**Data for this task:**
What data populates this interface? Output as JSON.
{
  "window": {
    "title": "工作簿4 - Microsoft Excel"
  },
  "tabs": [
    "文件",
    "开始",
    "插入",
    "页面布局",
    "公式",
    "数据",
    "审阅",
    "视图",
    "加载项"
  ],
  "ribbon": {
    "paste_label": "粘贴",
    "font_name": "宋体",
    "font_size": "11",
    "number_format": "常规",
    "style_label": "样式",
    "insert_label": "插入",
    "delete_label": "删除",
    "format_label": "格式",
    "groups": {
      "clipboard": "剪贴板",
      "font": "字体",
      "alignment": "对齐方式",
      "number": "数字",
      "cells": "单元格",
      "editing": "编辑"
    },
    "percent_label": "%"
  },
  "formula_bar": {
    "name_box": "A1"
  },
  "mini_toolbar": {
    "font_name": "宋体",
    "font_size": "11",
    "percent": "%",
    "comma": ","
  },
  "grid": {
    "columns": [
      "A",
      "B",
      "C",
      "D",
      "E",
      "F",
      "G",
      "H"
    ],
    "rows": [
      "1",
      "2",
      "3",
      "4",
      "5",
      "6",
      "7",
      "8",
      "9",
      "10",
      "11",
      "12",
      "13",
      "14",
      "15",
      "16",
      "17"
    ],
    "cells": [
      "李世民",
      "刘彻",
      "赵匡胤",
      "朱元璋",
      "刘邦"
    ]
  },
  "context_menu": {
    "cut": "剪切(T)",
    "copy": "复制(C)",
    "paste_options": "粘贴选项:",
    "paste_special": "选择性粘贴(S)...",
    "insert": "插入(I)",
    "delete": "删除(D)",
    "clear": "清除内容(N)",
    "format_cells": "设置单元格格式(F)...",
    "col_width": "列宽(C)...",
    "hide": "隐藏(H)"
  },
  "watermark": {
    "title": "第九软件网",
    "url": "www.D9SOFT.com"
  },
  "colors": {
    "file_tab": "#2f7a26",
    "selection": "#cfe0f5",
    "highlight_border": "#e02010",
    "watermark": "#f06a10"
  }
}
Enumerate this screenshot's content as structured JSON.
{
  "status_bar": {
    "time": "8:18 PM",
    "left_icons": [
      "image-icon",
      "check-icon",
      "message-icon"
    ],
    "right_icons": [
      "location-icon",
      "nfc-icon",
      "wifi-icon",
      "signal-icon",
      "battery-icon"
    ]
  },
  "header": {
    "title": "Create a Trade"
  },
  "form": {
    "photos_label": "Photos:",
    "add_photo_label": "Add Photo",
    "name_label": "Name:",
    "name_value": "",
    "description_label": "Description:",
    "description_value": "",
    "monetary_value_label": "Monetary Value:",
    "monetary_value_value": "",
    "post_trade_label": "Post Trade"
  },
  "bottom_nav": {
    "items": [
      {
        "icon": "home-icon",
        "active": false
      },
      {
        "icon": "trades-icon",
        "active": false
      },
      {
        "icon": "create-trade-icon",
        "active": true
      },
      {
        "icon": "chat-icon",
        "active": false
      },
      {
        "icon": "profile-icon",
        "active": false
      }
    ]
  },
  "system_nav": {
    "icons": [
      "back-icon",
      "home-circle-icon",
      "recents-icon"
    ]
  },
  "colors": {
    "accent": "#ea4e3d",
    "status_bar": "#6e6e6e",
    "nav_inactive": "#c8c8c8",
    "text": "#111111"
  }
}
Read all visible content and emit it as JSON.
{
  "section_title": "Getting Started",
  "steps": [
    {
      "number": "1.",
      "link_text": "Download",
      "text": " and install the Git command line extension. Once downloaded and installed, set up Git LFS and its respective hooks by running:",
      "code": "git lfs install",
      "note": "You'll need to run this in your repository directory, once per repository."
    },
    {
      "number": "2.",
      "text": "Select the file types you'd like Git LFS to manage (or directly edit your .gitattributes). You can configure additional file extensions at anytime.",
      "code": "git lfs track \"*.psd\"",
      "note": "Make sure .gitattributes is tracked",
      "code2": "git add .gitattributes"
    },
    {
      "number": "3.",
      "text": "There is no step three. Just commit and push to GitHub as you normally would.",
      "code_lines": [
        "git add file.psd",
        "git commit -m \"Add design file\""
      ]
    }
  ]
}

**Goal of the exercise:** Within the entries above, how many lines contain "gitattributes"? Respond with the number only.

**Output of the task:** 3